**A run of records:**
************
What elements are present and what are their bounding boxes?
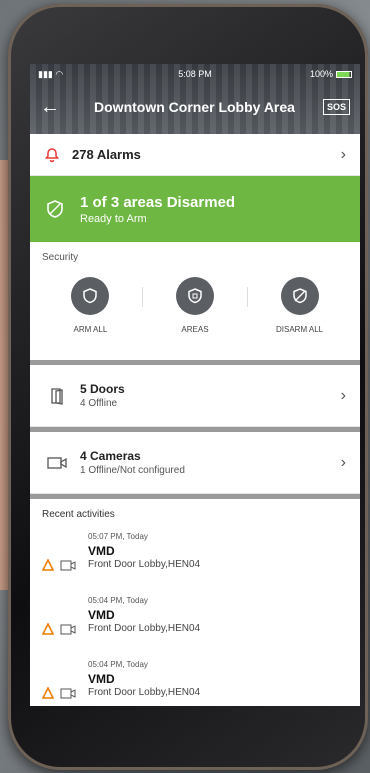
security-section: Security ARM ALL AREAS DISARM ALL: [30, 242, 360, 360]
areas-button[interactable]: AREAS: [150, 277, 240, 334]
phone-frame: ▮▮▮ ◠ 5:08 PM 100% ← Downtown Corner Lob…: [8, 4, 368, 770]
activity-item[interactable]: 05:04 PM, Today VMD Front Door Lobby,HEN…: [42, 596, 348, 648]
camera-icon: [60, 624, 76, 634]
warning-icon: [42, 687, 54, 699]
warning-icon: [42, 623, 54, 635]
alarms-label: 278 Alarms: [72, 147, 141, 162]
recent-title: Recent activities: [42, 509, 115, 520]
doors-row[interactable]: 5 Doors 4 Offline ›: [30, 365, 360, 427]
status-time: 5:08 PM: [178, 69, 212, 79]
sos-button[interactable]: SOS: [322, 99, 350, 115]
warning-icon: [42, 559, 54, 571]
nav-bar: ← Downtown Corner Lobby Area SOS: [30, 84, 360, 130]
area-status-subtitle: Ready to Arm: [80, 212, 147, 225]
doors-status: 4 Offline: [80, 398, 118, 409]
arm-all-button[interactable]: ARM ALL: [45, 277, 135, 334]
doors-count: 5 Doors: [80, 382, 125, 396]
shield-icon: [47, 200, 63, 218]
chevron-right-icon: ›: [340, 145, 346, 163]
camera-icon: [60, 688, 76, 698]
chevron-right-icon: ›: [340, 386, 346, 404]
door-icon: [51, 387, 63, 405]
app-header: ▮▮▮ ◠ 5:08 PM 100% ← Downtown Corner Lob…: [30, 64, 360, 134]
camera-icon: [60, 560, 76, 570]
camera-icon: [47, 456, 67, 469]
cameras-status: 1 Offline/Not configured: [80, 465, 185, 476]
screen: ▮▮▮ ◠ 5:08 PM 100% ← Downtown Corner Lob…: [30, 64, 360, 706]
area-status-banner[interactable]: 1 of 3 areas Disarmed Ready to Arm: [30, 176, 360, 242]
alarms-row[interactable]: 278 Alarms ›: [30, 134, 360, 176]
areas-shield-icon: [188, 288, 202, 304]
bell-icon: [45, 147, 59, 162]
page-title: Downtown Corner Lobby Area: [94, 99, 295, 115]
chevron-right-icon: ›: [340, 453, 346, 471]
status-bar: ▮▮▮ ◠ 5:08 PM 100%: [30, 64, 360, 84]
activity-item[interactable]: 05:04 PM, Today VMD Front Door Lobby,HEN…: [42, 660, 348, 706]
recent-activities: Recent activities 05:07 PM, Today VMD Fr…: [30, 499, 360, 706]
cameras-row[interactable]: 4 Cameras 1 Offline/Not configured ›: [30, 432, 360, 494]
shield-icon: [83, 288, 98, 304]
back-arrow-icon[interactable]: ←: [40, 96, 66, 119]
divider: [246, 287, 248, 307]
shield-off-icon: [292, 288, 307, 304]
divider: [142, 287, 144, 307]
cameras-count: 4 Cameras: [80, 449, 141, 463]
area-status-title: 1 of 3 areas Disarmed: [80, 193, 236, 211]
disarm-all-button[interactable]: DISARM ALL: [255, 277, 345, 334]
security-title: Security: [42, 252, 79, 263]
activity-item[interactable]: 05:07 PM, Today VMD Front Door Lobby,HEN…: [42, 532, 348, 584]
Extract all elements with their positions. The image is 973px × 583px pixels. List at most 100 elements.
************
**Exercise prompt:**
Edit everything from the line containing "security-section: Security ARM" down to the line containing "596, 348, 648]", changing "Downtown" to "Uptown" and keeping every other part the same. Give back only those lines.

**Task output:**
security-section: Security ARM ALL AREAS DISARM ALL: [30, 242, 360, 360]
areas-button[interactable]: AREAS: [150, 277, 240, 334]
phone-frame: ▮▮▮ ◠ 5:08 PM 100% ← Uptown Corner Lob…: [8, 4, 368, 770]
activity-item[interactable]: 05:04 PM, Today VMD Front Door Lobby,HEN…: [42, 596, 348, 648]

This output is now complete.